(Dataset records)
══════

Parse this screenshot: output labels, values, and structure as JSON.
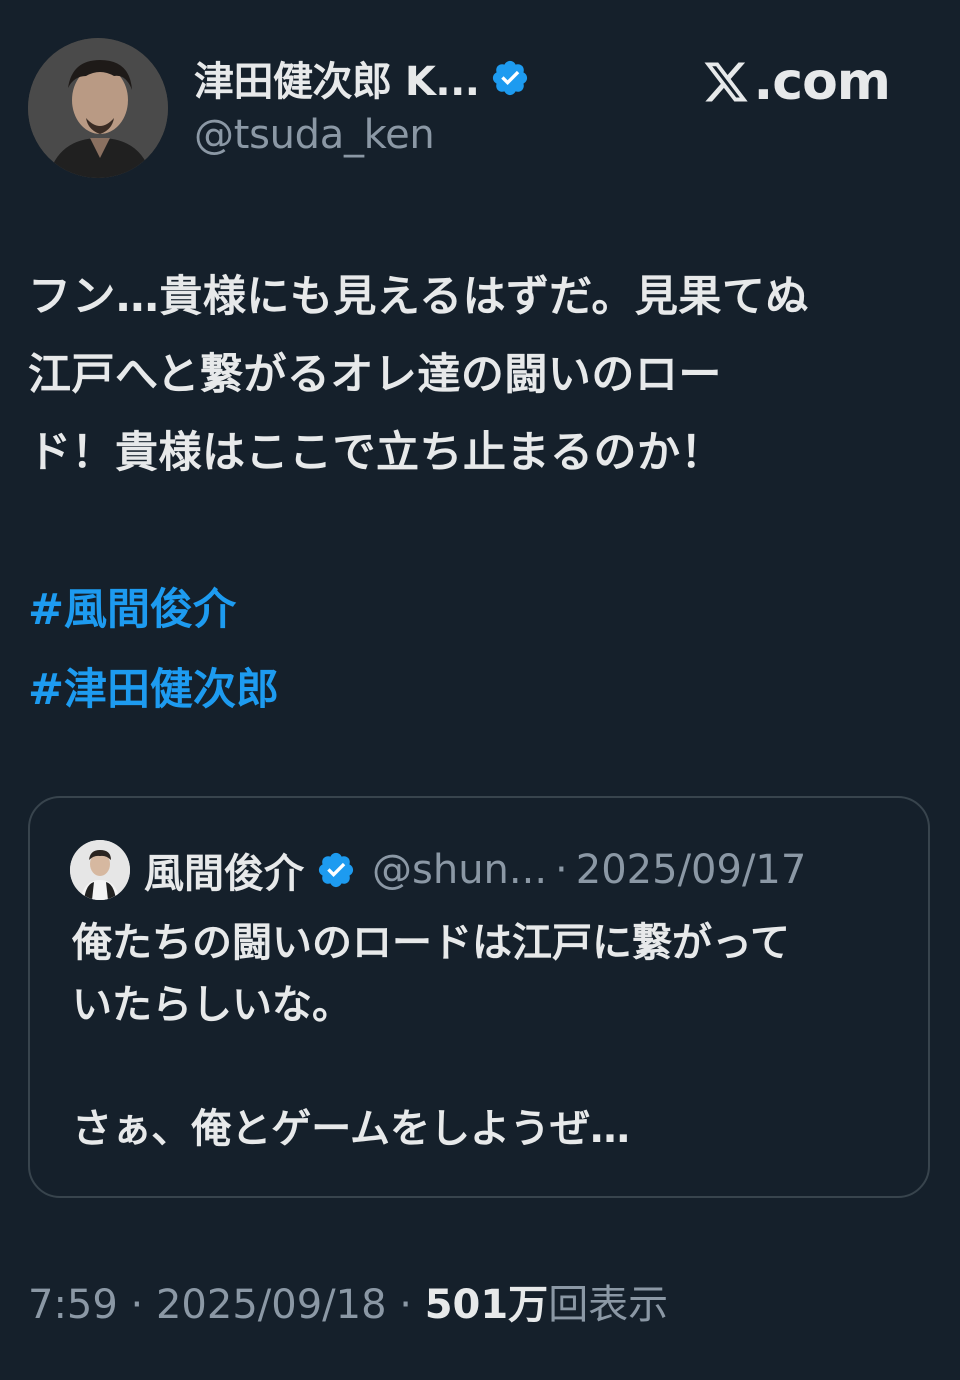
{
  "author": {
    "display_name": "津田健次郎 K...",
    "handle": "@tsuda_ken",
    "verified": true
  },
  "site": {
    "domain": ".com"
  },
  "tweet": {
    "lines": [
      "フン…貴様にも見えるはずだ。見果てぬ",
      "江戸へと繋がるオレ達の闘いのロー",
      "ド！貴様はここで立ち止まるのか！"
    ],
    "hashtags": [
      "#風間俊介",
      "#津田健次郎"
    ]
  },
  "quote": {
    "display_name": "風間俊介",
    "handle": "@shun...",
    "separator": "·",
    "date": "2025/09/17",
    "lines": [
      "俺たちの闘いのロードは江戸に繋がって",
      "いたらしいな。",
      "",
      "さぁ、俺とゲームをしようぜ…"
    ]
  },
  "meta": {
    "time": "7:59",
    "sep1": "·",
    "date": "2025/09/18",
    "sep2": "·",
    "views_count": "501万",
    "views_label": "回表示"
  },
  "colors": {
    "background": "#15202b",
    "text": "#e7e9ea",
    "muted": "#8b98a5",
    "link": "#1d9bf0",
    "border": "#38444d"
  }
}
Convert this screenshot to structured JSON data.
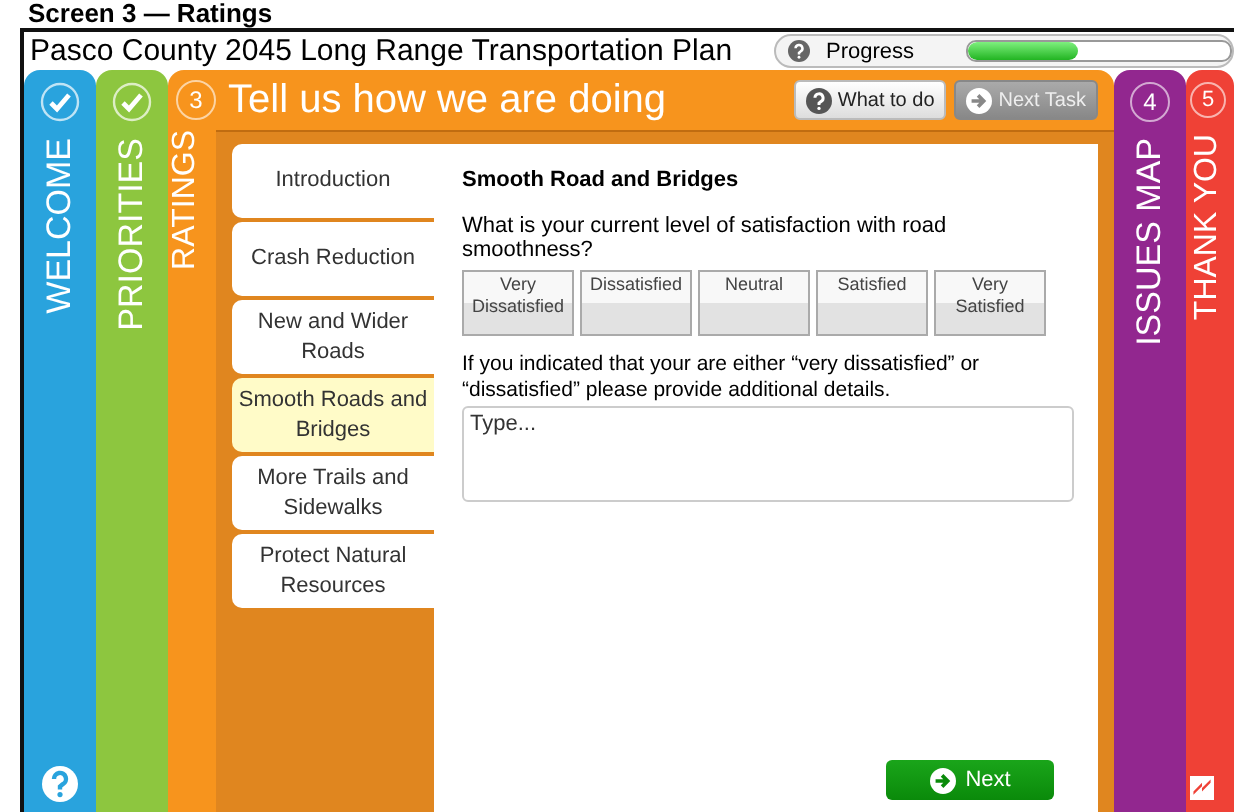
{
  "caption": "Screen 3 — Ratings",
  "window": {
    "title": "Pasco County 2045 Long Range Transportation Plan"
  },
  "progress": {
    "label": "Progress",
    "level": 0.42
  },
  "steps": [
    {
      "kind": "done",
      "label": "WELCOME",
      "color": "#29a3dd"
    },
    {
      "kind": "done",
      "label": "PRIORITIES",
      "color": "#8dc63f"
    },
    {
      "kind": "current",
      "number": "3",
      "label": "RATINGS",
      "color": "#f7941d"
    },
    {
      "kind": "upcoming",
      "number": "4",
      "label": "ISSUES MAP",
      "color": "#92278f"
    },
    {
      "kind": "upcoming",
      "number": "5",
      "label": "THANK YOU",
      "color": "#ef4136"
    }
  ],
  "header": {
    "title": "Tell us how we are doing",
    "buttons": [
      {
        "kind": "help",
        "label": "What to do",
        "disabled": false
      },
      {
        "kind": "next",
        "label": "Next Task",
        "disabled": true
      }
    ]
  },
  "topics": [
    {
      "label": "Introduction",
      "selected": false
    },
    {
      "label": "Crash Reduction",
      "selected": false
    },
    {
      "label": "New and Wider Roads",
      "selected": false
    },
    {
      "label": "Smooth Roads and Bridges",
      "selected": true
    },
    {
      "label": "More Trails and Sidewalks",
      "selected": false
    },
    {
      "label": "Protect Natural Resources",
      "selected": false
    }
  ],
  "question": {
    "heading": "Smooth Road and Bridges",
    "prompt": "What is your current level of satisfaction with road smoothness?",
    "options": [
      {
        "label": "Very Dissatisfied",
        "selected": false
      },
      {
        "label": "Dissatisfied",
        "selected": false
      },
      {
        "label": "Neutral",
        "selected": false
      },
      {
        "label": "Satisfied",
        "selected": false
      },
      {
        "label": "Very Satisfied",
        "selected": false
      }
    ],
    "details_prompt": "If you indicated that your are either “very dissatisfied” or “dissatisfied” please provide additional details.",
    "placeholder": "Type..."
  },
  "next_button": "Next"
}
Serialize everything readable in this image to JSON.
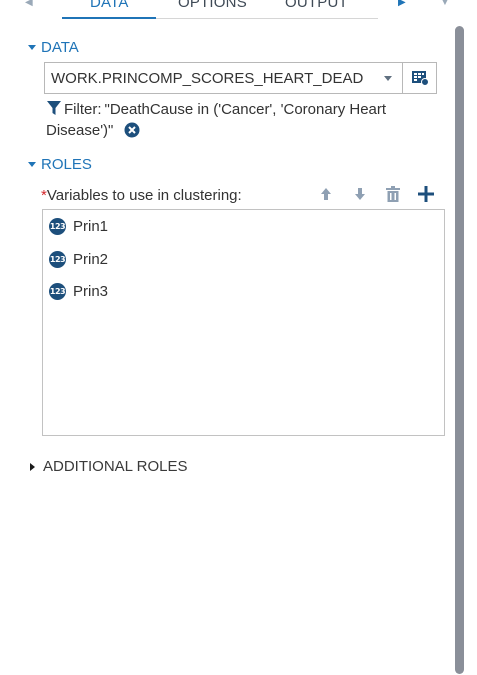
{
  "tabs": [
    {
      "label": "DATA",
      "active": true
    },
    {
      "label": "OPTIONS",
      "active": false
    },
    {
      "label": "OUTPUT",
      "active": false
    }
  ],
  "data_section": {
    "title": "DATA",
    "dataset": "WORK.PRINCOMP_SCORES_HEART_DEAD",
    "filter_label": "Filter:",
    "filter_expression": "\"DeathCause in ('Cancer', 'Coronary Heart Disease')\""
  },
  "roles_section": {
    "title": "ROLES",
    "required_marker": "*",
    "variables_label": "Variables to use in clustering:",
    "variables": [
      {
        "name": "Prin1",
        "type": "123"
      },
      {
        "name": "Prin2",
        "type": "123"
      },
      {
        "name": "Prin3",
        "type": "123"
      }
    ]
  },
  "additional_roles": {
    "title": "ADDITIONAL ROLES"
  },
  "icons": {
    "filter": "funnel-icon",
    "clear_filter": "close-circle-icon",
    "move_up": "arrow-up-icon",
    "move_down": "arrow-down-icon",
    "delete": "trash-icon",
    "add": "plus-icon",
    "table_picker": "table-icon"
  },
  "colors": {
    "accent": "#1f74b7",
    "badge": "#1d4f7c",
    "required": "#d4282d",
    "scrollbar": "#8a8f99"
  }
}
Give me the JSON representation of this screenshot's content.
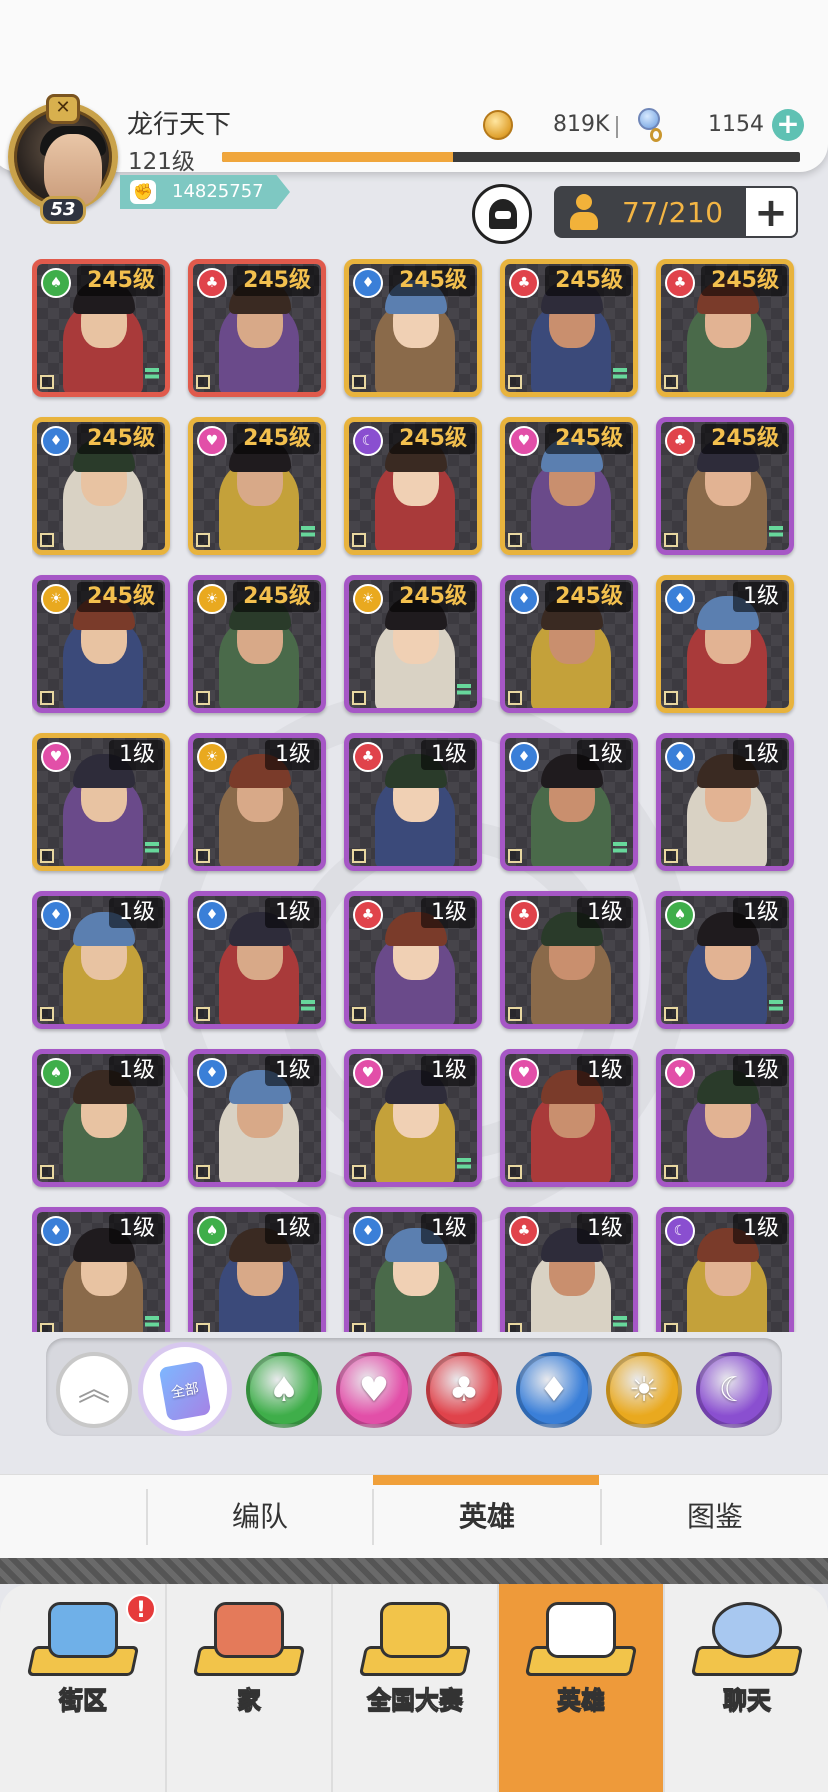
{
  "header": {
    "player_name": "龙行天下",
    "player_level": "121级",
    "xp_fraction": 0.4,
    "avatar_level": "53",
    "power": "14825757",
    "coins": "819K",
    "gems": "1154"
  },
  "roster": {
    "count": "77/210"
  },
  "heroes": [
    {
      "level": "245级",
      "faction": "spade",
      "rarity": "red"
    },
    {
      "level": "245级",
      "faction": "club",
      "rarity": "red"
    },
    {
      "level": "245级",
      "faction": "diamond",
      "rarity": "gold"
    },
    {
      "level": "245级",
      "faction": "club",
      "rarity": "gold"
    },
    {
      "level": "245级",
      "faction": "club",
      "rarity": "gold"
    },
    {
      "level": "245级",
      "faction": "diamond",
      "rarity": "gold"
    },
    {
      "level": "245级",
      "faction": "heart",
      "rarity": "gold"
    },
    {
      "level": "245级",
      "faction": "moon",
      "rarity": "gold"
    },
    {
      "level": "245级",
      "faction": "heart",
      "rarity": "gold"
    },
    {
      "level": "245级",
      "faction": "club",
      "rarity": "purple"
    },
    {
      "level": "245级",
      "faction": "sun",
      "rarity": "purple"
    },
    {
      "level": "245级",
      "faction": "sun",
      "rarity": "purple"
    },
    {
      "level": "245级",
      "faction": "sun",
      "rarity": "purple"
    },
    {
      "level": "245级",
      "faction": "diamond",
      "rarity": "purple"
    },
    {
      "level": "1级",
      "faction": "diamond",
      "rarity": "gold"
    },
    {
      "level": "1级",
      "faction": "heart",
      "rarity": "gold"
    },
    {
      "level": "1级",
      "faction": "sun",
      "rarity": "purple"
    },
    {
      "level": "1级",
      "faction": "club",
      "rarity": "purple"
    },
    {
      "level": "1级",
      "faction": "diamond",
      "rarity": "purple"
    },
    {
      "level": "1级",
      "faction": "diamond",
      "rarity": "purple"
    },
    {
      "level": "1级",
      "faction": "diamond",
      "rarity": "purple"
    },
    {
      "level": "1级",
      "faction": "diamond",
      "rarity": "purple"
    },
    {
      "level": "1级",
      "faction": "club",
      "rarity": "purple"
    },
    {
      "level": "1级",
      "faction": "club",
      "rarity": "purple"
    },
    {
      "level": "1级",
      "faction": "spade",
      "rarity": "purple"
    },
    {
      "level": "1级",
      "faction": "spade",
      "rarity": "purple"
    },
    {
      "level": "1级",
      "faction": "diamond",
      "rarity": "purple"
    },
    {
      "level": "1级",
      "faction": "heart",
      "rarity": "purple"
    },
    {
      "level": "1级",
      "faction": "heart",
      "rarity": "purple"
    },
    {
      "level": "1级",
      "faction": "heart",
      "rarity": "purple"
    },
    {
      "level": "1级",
      "faction": "diamond",
      "rarity": "purple"
    },
    {
      "level": "1级",
      "faction": "spade",
      "rarity": "purple"
    },
    {
      "level": "1级",
      "faction": "diamond",
      "rarity": "purple"
    },
    {
      "level": "1级",
      "faction": "club",
      "rarity": "purple"
    },
    {
      "level": "1级",
      "faction": "moon",
      "rarity": "purple"
    }
  ],
  "faction_colors": {
    "spade": "#3fae4a",
    "heart": "#e24fa8",
    "club": "#e0434b",
    "diamond": "#3a7fd8",
    "sun": "#e9a91f",
    "moon": "#8a4fd0"
  },
  "filters": {
    "all_label": "全部",
    "items": [
      "spade",
      "heart",
      "club",
      "diamond",
      "sun",
      "moon"
    ]
  },
  "subtabs": [
    "编队",
    "英雄",
    "图鉴"
  ],
  "active_subtab": "英雄",
  "bottom_nav": [
    {
      "label": "街区",
      "icon": "street-sign-icon",
      "alert": "!"
    },
    {
      "label": "家",
      "icon": "house-icon"
    },
    {
      "label": "全国大赛",
      "icon": "trophy-icon"
    },
    {
      "label": "英雄",
      "icon": "hero-cards-icon",
      "active": true
    },
    {
      "label": "聊天",
      "icon": "chat-bubble-icon"
    }
  ]
}
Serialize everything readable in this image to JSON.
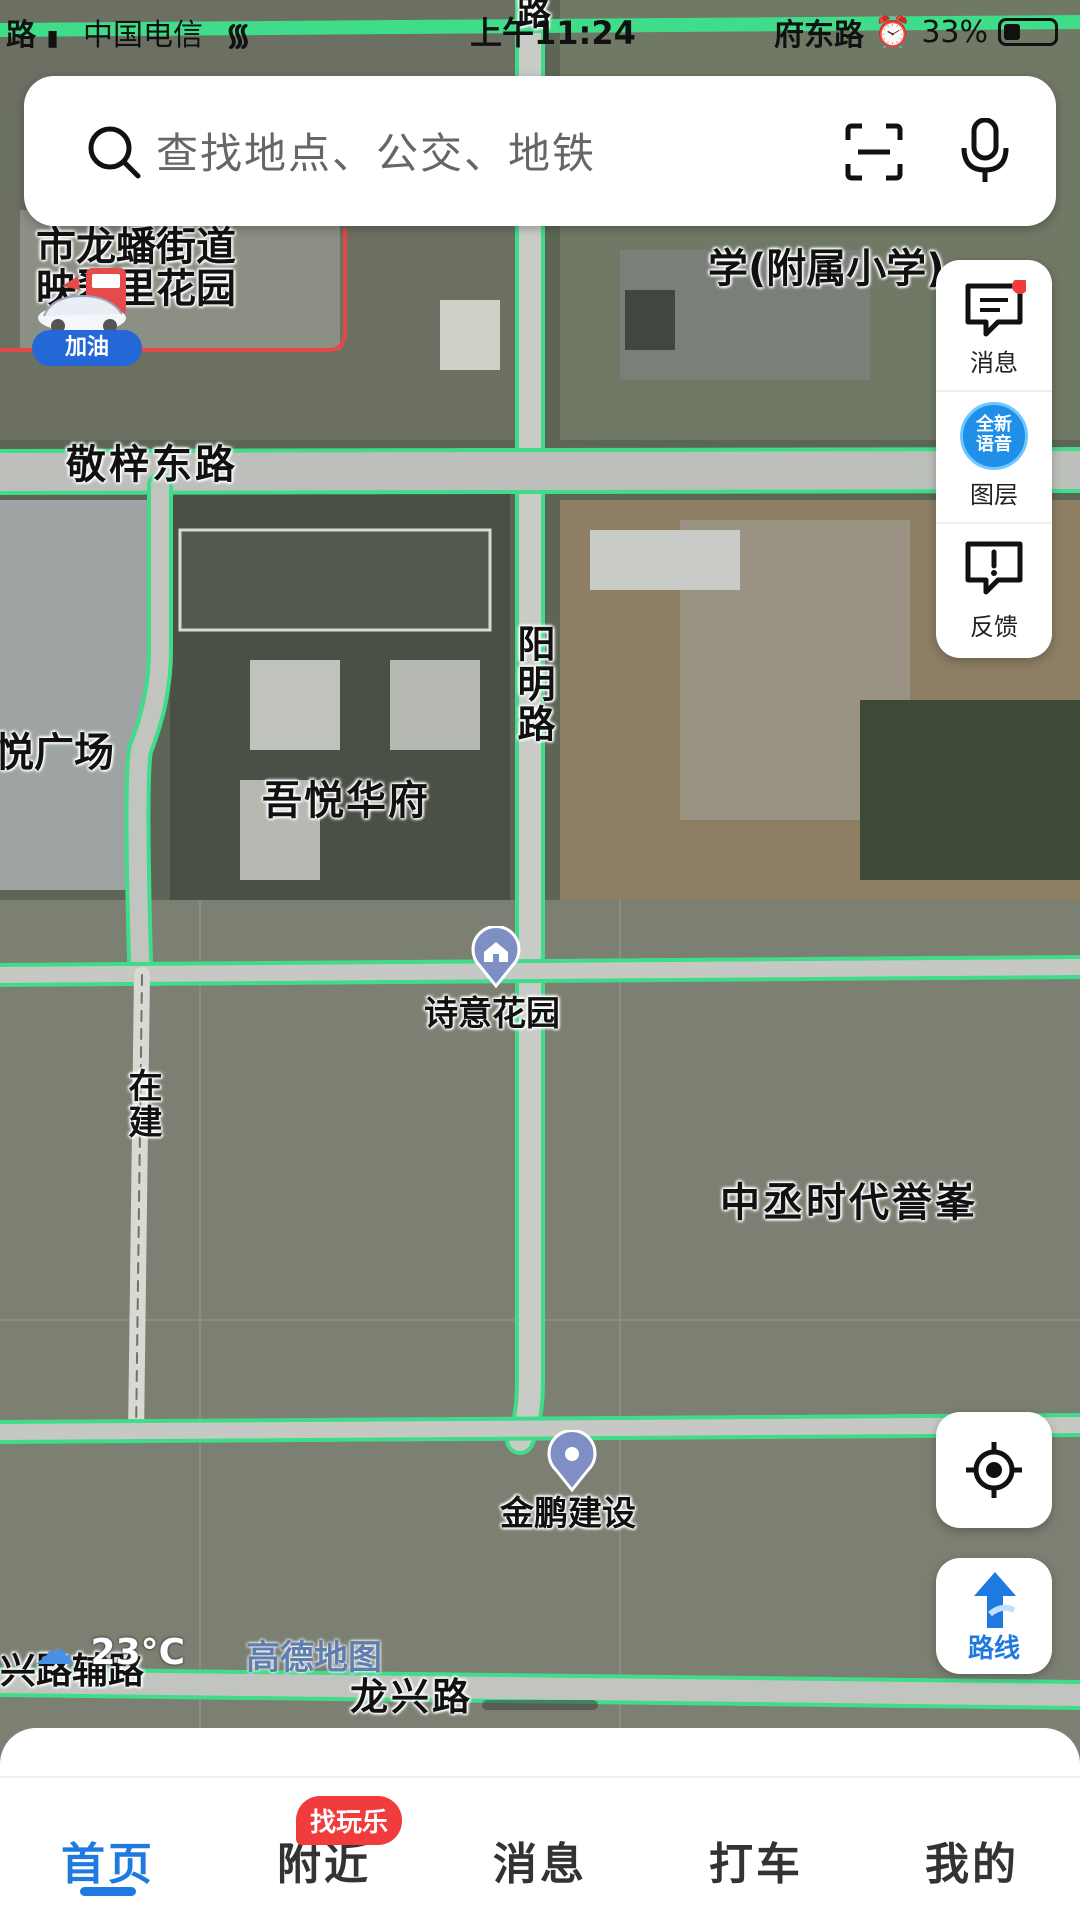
{
  "status_bar": {
    "left_fragment": "路",
    "carrier": "中国电信",
    "time": "上午11:24",
    "road_fragment": "府东路",
    "battery": "33%"
  },
  "search": {
    "placeholder": "查找地点、公交、地铁"
  },
  "gas_station": {
    "label": "加油"
  },
  "side_panel": {
    "message_label": "消息",
    "layer_badge": "全新语音",
    "layer_label": "图层",
    "feedback_label": "反馈"
  },
  "route_button": {
    "label": "路线"
  },
  "map_labels": {
    "top_road": "路",
    "district": "市龙蟠街道",
    "garden": "映翠里花园",
    "school": "学(附属小学)",
    "jingzi_road": "敬梓东路",
    "yangming_road": "阳明路",
    "plaza": "悦广场",
    "wuyue": "吾悦华府",
    "shiyi": "诗意花园",
    "under_construction": "在建",
    "zhongcheng": "中丞时代誉峯",
    "jinpeng": "金鹏建设",
    "xingfu_road": "兴路辅路",
    "longxing_road": "龙兴路"
  },
  "weather": {
    "temp": "23°C"
  },
  "brand": "高德地图",
  "bottom_nav": {
    "tabs": [
      "首页",
      "附近",
      "消息",
      "打车",
      "我的"
    ],
    "active_tab": "首页",
    "nearby_badge": "找玩乐"
  },
  "colors": {
    "accent": "#1f7ae0",
    "badge_red": "#f03c3c",
    "road_outline": "#3fdc8a",
    "map_gray": "#7c8072"
  }
}
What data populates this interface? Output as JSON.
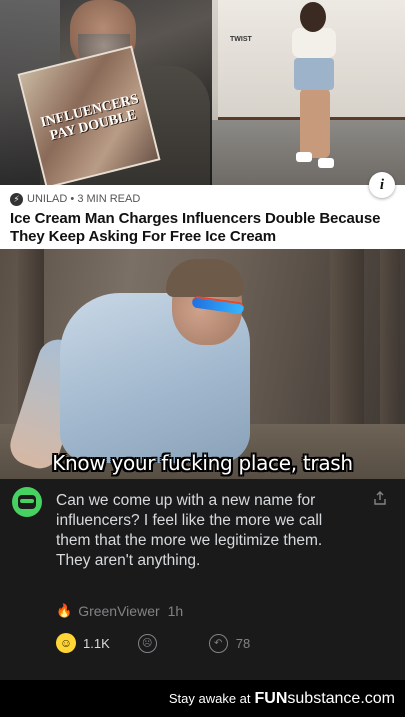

══════

→ Your task
Read through the lines above and collect those that contain the string "true".

→ The completed task
    "verified": true
        "disabled": true
      "selected": true
      "active": true
      "active": true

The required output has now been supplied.